* DIRECTIVE:
Write out the whole of the material exactly.

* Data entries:
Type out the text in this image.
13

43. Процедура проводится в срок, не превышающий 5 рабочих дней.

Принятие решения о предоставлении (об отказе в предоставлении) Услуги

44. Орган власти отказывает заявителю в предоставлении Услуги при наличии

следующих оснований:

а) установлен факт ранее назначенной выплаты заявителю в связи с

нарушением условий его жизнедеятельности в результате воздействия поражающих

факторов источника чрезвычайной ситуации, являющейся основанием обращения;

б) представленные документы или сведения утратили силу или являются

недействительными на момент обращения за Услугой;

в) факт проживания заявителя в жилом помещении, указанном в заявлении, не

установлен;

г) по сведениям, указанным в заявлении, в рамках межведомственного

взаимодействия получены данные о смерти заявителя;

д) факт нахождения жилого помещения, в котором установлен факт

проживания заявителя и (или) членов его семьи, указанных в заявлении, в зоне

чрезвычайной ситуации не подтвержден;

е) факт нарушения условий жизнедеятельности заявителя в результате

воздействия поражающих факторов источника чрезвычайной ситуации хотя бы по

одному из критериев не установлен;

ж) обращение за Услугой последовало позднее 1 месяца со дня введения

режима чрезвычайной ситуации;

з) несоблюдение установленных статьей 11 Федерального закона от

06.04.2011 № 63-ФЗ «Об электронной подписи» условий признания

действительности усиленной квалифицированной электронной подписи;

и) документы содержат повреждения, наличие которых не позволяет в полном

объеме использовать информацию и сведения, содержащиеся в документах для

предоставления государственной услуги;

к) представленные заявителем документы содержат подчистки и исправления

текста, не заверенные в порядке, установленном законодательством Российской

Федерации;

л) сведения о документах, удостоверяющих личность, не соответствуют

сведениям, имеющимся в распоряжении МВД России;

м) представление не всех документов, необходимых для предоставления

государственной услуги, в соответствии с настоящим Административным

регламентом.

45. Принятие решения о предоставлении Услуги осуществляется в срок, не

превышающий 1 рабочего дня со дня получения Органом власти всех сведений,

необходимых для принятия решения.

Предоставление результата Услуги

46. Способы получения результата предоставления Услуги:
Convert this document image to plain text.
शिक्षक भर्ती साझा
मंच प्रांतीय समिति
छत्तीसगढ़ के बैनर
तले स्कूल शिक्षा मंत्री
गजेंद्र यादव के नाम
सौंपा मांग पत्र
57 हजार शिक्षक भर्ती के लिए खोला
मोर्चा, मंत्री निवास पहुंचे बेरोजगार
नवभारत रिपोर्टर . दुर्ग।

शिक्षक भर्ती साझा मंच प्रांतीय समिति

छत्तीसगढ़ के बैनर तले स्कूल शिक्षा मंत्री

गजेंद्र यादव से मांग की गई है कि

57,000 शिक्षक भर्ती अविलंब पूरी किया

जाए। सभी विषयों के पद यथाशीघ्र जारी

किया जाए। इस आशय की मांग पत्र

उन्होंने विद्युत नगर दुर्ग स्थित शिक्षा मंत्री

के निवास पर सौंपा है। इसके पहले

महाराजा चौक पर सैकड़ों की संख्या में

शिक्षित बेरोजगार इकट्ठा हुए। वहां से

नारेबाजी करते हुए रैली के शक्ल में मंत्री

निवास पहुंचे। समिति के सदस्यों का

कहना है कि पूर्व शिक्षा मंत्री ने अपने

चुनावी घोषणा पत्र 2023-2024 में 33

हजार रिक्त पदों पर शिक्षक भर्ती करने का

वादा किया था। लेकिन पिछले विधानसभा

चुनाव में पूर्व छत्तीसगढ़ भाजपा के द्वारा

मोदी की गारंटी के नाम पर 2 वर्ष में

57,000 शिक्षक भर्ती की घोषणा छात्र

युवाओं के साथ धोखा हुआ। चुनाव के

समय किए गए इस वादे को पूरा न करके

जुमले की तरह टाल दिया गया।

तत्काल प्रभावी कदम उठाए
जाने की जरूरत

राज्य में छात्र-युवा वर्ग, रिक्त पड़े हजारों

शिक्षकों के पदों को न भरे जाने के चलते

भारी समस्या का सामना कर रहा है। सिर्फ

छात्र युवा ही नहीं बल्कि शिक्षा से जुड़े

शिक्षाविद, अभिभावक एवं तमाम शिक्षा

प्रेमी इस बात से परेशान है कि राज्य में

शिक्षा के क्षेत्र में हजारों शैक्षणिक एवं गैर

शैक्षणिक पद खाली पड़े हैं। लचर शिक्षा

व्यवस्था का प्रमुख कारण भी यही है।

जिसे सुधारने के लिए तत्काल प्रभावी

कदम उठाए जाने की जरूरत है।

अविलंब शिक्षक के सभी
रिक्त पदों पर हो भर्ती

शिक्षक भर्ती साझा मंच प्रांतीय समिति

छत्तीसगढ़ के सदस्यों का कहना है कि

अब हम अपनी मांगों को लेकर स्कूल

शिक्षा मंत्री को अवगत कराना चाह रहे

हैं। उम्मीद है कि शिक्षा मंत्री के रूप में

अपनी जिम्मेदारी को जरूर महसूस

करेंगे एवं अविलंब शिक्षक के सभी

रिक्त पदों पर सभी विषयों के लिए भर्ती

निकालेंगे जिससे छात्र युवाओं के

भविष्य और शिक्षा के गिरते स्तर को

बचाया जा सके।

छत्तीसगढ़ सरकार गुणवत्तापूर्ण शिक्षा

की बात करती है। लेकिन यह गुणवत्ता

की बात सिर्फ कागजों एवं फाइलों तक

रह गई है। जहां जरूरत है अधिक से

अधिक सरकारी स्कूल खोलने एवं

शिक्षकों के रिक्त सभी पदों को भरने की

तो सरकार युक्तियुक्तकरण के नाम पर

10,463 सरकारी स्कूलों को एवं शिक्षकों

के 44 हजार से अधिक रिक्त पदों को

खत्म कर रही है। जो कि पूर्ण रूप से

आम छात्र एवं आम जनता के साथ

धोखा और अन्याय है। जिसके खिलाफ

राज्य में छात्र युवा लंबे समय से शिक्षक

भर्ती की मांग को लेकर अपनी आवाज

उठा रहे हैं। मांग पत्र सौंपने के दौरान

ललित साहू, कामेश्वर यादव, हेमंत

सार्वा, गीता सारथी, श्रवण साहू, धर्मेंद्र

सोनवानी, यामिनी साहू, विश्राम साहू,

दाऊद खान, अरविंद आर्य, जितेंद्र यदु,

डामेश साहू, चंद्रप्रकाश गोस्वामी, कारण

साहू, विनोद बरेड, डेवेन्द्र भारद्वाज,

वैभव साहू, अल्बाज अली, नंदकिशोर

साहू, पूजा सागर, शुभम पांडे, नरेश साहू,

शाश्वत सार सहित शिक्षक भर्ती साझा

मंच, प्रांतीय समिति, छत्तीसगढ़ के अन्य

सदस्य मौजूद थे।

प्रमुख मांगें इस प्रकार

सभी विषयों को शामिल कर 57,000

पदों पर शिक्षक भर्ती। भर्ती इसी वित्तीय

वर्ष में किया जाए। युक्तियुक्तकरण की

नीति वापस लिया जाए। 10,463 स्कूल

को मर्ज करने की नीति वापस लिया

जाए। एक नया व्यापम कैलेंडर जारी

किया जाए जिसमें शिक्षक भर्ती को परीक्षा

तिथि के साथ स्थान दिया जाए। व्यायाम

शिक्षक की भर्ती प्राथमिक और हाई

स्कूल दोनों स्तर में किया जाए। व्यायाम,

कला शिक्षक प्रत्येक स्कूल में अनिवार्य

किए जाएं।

* ANSWER BELOW:
Type out the text in this image.
13

43. Процедура проводится в срок, не превышающий 5 рабочих дней.

Принятие решения о предоставлении (об отказе в предоставлении) Услуги

44. Орган власти отказывает заявителю в предоставлении Услуги при наличии

следующих оснований:

а) установлен факт ранее назначенной выплаты заявителю в связи с

нарушением условий его жизнедеятельности в результате воздействия поражающих

факторов источника чрезвычайной ситуации, являющейся основанием обращения;

б) представленные документы или сведения утратили силу или являются

недействительными на момент обращения за Услугой;

в) факт проживания заявителя в жилом помещении, указанном в заявлении, не

установлен;

г) по сведениям, указанным в заявлении, в рамках межведомственного

взаимодействия получены данные о смерти заявителя;

д) факт нахождения жилого помещения, в котором установлен факт

проживания заявителя и (или) членов его семьи, указанных в заявлении, в зоне

чрезвычайной ситуации не подтвержден;

е) факт нарушения условий жизнедеятельности заявителя в результате

воздействия поражающих факторов источника чрезвычайной ситуации хотя бы по

одному из критериев не установлен;

ж) обращение за Услугой последовало позднее 1 месяца со дня введения

режима чрезвычайной ситуации;

з) несоблюдение установленных статьей 11 Федерального закона от

06.04.2011 № 63-ФЗ «Об электронной подписи» условий признания

действительности усиленной квалифицированной электронной подписи;

и) документы содержат повреждения, наличие которых не позволяет в полном

объеме использовать информацию и сведения, содержащиеся в документах для

предоставления государственной услуги;

к) представленные заявителем документы содержат подчистки и исправления

текста, не заверенные в порядке, установленном законодательством Российской

Федерации;

л) сведения о документах, удостоверяющих личность, не соответствуют

сведениям, имеющимся в распоряжении МВД России;

м) представление не всех документов, необходимых для предоставления

государственной услуги, в соответствии с настоящим Административным

регламентом.

45. Принятие решения о предоставлении Услуги осуществляется в срок, не

превышающий 1 рабочего дня со дня получения Органом власти всех сведений,

необходимых для принятия решения.

Предоставление результата Услуги

46. Способы получения результата предоставления Услуги:
Convert this document image to plain text.
शिक्षक भर्ती साझा
मंच प्रांतीय समिति
छत्तीसगढ़ के बैनर
तले स्कूल शिक्षा मंत्री
गजेंद्र यादव के नाम
सौंपा मांग पत्र
57 हजार शिक्षक भर्ती के लिए खोला
मोर्चा, मंत्री निवास पहुंचे बेरोजगार
नवभारत रिपोर्टर . दुर्ग।

शिक्षक भर्ती साझा मंच प्रांतीय समिति

छत्तीसगढ़ के बैनर तले स्कूल शिक्षा मंत्री

गजेंद्र यादव से मांग की गई है कि

57,000 शिक्षक भर्ती अविलंब पूरी किया

जाए। सभी विषयों के पद यथाशीघ्र जारी

किया जाए। इस आशय की मांग पत्र

उन्होंने विद्युत नगर दुर्ग स्थित शिक्षा मंत्री

के निवास पर सौंपा है। इसके पहले

महाराजा चौक पर सैकड़ों की संख्या में

शिक्षित बेरोजगार इकट्ठा हुए। वहां से

नारेबाजी करते हुए रैली के शक्ल में मंत्री

निवास पहुंचे। समिति के सदस्यों का

कहना है कि पूर्व शिक्षा मंत्री ने अपने

चुनावी घोषणा पत्र 2023-2024 में 33

हजार रिक्त पदों पर शिक्षक भर्ती करने का

वादा किया था। लेकिन पिछले विधानसभा

चुनाव में पूर्व छत्तीसगढ़ भाजपा के द्वारा

मोदी की गारंटी के नाम पर 2 वर्ष में

57,000 शिक्षक भर्ती की घोषणा छात्र

युवाओं के साथ धोखा हुआ। चुनाव के

समय किए गए इस वादे को पूरा न करके

जुमले की तरह टाल दिया गया।

तत्काल प्रभावी कदम उठाए
जाने की जरूरत

राज्य में छात्र-युवा वर्ग, रिक्त पड़े हजारों

शिक्षकों के पदों को न भरे जाने के चलते

भारी समस्या का सामना कर रहा है। सिर्फ

छात्र युवा ही नहीं बल्कि शिक्षा से जुड़े

शिक्षाविद, अभिभावक एवं तमाम शिक्षा

प्रेमी इस बात से परेशान है कि राज्य में

शिक्षा के क्षेत्र में हजारों शैक्षणिक एवं गैर

शैक्षणिक पद खाली पड़े हैं। लचर शिक्षा

व्यवस्था का प्रमुख कारण भी यही है।

जिसे सुधारने के लिए तत्काल प्रभावी

कदम उठाए जाने की जरूरत है।

अविलंब शिक्षक के सभी
रिक्त पदों पर हो भर्ती

शिक्षक भर्ती साझा मंच प्रांतीय समिति

छत्तीसगढ़ के सदस्यों का कहना है कि

अब हम अपनी मांगों को लेकर स्कूल

शिक्षा मंत्री को अवगत कराना चाह रहे

हैं। उम्मीद है कि शिक्षा मंत्री के रूप में

अपनी जिम्मेदारी को जरूर महसूस

करेंगे एवं अविलंब शिक्षक के सभी

रिक्त पदों पर सभी विषयों के लिए भर्ती

निकालेंगे जिससे छात्र युवाओं के

भविष्य और शिक्षा के गिरते स्तर को

बचाया जा सके।

छत्तीसगढ़ सरकार गुणवत्तापूर्ण शिक्षा

की बात करती है। लेकिन यह गुणवत्ता

की बात सिर्फ कागजों एवं फाइलों तक

रह गई है। जहां जरूरत है अधिक से

अधिक सरकारी स्कूल खोलने एवं

शिक्षकों के रिक्त सभी पदों को भरने की

तो सरकार युक्तियुक्तकरण के नाम पर

10,463 सरकारी स्कूलों को एवं शिक्षकों

के 44 हजार से अधिक रिक्त पदों को

खत्म कर रही है। जो कि पूर्ण रूप से

आम छात्र एवं आम जनता के साथ

धोखा और अन्याय है। जिसके खिलाफ

राज्य में छात्र युवा लंबे समय से शिक्षक

भर्ती की मांग को लेकर अपनी आवाज

उठा रहे हैं। मांग पत्र सौंपने के दौरान

ललित साहू, कामेश्वर यादव, हेमंत

सार्वा, गीता सारथी, श्रवण साहू, धर्मेंद्र

सोनवानी, यामिनी साहू, विश्राम साहू,

दाऊद खान, अरविंद आर्य, जितेंद्र यदु,

डामेश साहू, चंद्रप्रकाश गोस्वामी, कारण

साहू, विनोद बरेड, डेवेन्द्र भारद्वाज,

वैभव साहू, अल्बाज अली, नंदकिशोर

साहू, पूजा सागर, शुभम पांडे, नरेश साहू,

शाश्वत सार सहित शिक्षक भर्ती साझा

मंच, प्रांतीय समिति, छत्तीसगढ़ के अन्य

सदस्य मौजूद थे।

प्रमुख मांगें इस प्रकार

सभी विषयों को शामिल कर 57,000

पदों पर शिक्षक भर्ती। भर्ती इसी वित्तीय

वर्ष में किया जाए। युक्तियुक्तकरण की

नीति वापस लिया जाए। 10,463 स्कूल

को मर्ज करने की नीति वापस लिया

जाए। एक नया व्यापम कैलेंडर जारी

किया जाए जिसमें शिक्षक भर्ती को परीक्षा

तिथि के साथ स्थान दिया जाए। व्यायाम

शिक्षक की भर्ती प्राथमिक और हाई

स्कूल दोनों स्तर में किया जाए। व्यायाम,

कला शिक्षक प्रत्येक स्कूल में अनिवार्य

किए जाएं।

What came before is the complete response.